> Entries
________________
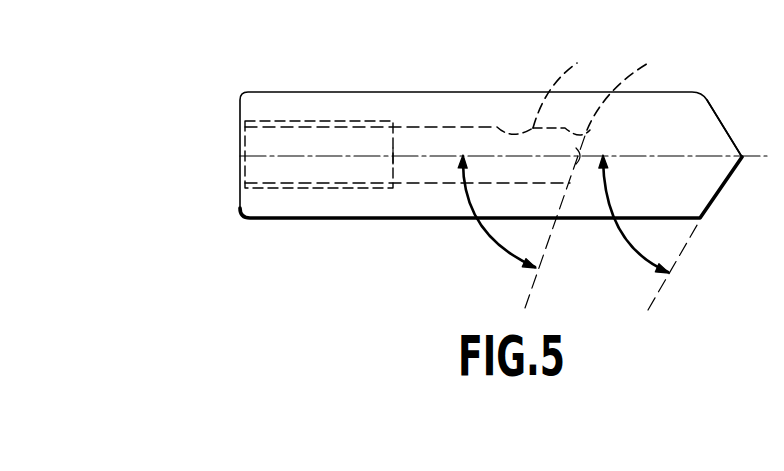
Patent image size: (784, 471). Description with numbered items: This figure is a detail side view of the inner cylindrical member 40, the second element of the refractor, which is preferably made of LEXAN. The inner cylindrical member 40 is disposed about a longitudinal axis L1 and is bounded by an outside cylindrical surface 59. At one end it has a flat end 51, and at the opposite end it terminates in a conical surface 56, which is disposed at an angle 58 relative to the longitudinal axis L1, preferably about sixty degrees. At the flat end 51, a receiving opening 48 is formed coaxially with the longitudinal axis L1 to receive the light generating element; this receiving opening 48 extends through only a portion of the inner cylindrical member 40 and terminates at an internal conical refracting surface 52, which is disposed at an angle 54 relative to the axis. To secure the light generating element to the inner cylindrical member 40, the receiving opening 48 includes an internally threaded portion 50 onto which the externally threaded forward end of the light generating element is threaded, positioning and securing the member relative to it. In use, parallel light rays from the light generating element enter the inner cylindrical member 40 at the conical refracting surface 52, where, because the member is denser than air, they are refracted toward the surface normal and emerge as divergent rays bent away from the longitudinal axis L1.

The inner cylindrical member 40 is at (457, 92).
The receiving opening 48 is at (554, 91).
The internally threaded portion 50 is at (230, 130).
The flat end 51 is at (240, 183).
The conical refracting surface 52 is at (605, 179).
The angle 54 is at (497, 243).
The conical surface 56 is at (717, 110).
The angle 58 is at (628, 244).
The outside cylindrical surface 59 is at (385, 218).
The longitudinal axis L1 is at (240, 156).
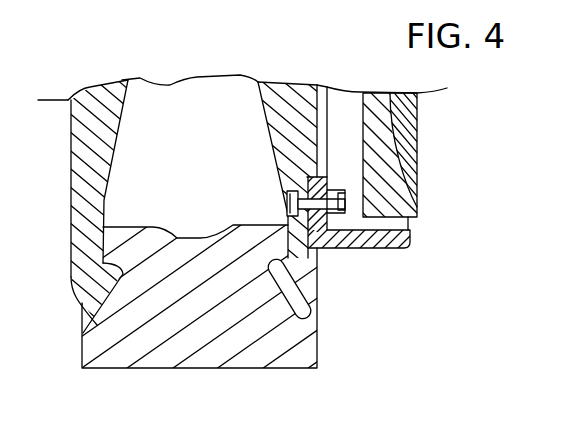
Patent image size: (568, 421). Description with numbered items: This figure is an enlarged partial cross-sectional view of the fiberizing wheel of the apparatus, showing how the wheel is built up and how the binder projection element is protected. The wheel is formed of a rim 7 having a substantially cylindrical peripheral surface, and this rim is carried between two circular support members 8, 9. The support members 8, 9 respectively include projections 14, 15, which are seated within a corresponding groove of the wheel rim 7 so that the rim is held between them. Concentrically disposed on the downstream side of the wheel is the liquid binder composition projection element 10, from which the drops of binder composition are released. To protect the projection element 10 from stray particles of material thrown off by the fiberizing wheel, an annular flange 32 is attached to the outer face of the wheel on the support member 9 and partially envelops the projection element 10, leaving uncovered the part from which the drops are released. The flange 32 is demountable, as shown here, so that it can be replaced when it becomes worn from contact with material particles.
________________
> Exercise
Copy out every row above verbatim, omitting the pictures.

> Output below
Patent image size: (784, 471). Description with numbered items: This figure is a detail side view of the inner cylindrical member 40, the second element of the refractor, which is preferably made of LEXAN. The inner cylindrical member 40 is disposed about a longitudinal axis L1 and is bounded by an outside cylindrical surface 59. At one end it has a flat end 51, and at the opposite end it terminates in a conical surface 56, which is disposed at an angle 58 relative to the longitudinal axis L1, preferably about sixty degrees. At the flat end 51, a receiving opening 48 is formed coaxially with the longitudinal axis L1 to receive the light generating element; this receiving opening 48 extends through only a portion of the inner cylindrical member 40 and terminates at an internal conical refracting surface 52, which is disposed at an angle 54 relative to the axis. To secure the light generating element to the inner cylindrical member 40, the receiving opening 48 includes an internally threaded portion 50 onto which the externally threaded forward end of the light generating element is threaded, positioning and securing the member relative to it. In use, parallel light rays from the light generating element enter the inner cylindrical member 40 at the conical refracting surface 52, where, because the member is denser than air, they are refracted toward the surface normal and emerge as divergent rays bent away from the longitudinal axis L1.

The inner cylindrical member 40 is at (457, 92).
The receiving opening 48 is at (554, 91).
The internally threaded portion 50 is at (230, 130).
The flat end 51 is at (240, 183).
The conical refracting surface 52 is at (605, 179).
The angle 54 is at (497, 243).
The conical surface 56 is at (717, 110).
The angle 58 is at (628, 244).
The outside cylindrical surface 59 is at (385, 218).
The longitudinal axis L1 is at (240, 156).
Patent image size: (568, 421). Description with numbered items: This figure is an enlarged partial cross-sectional view of the fiberizing wheel of the apparatus, showing how the wheel is built up and how the binder projection element is protected. The wheel is formed of a rim 7 having a substantially cylindrical peripheral surface, and this rim is carried between two circular support members 8, 9. The support members 8, 9 respectively include projections 14, 15, which are seated within a corresponding groove of the wheel rim 7 so that the rim is held between them. Concentrically disposed on the downstream side of the wheel is the liquid binder composition projection element 10, from which the drops of binder composition are released. To protect the projection element 10 from stray particles of material thrown off by the fiberizing wheel, an annular flange 32 is attached to the outer face of the wheel on the support member 9 and partially envelops the projection element 10, leaving uncovered the part from which the drops are released. The flange 32 is demountable, as shown here, so that it can be replaced when it becomes worn from contact with material particles.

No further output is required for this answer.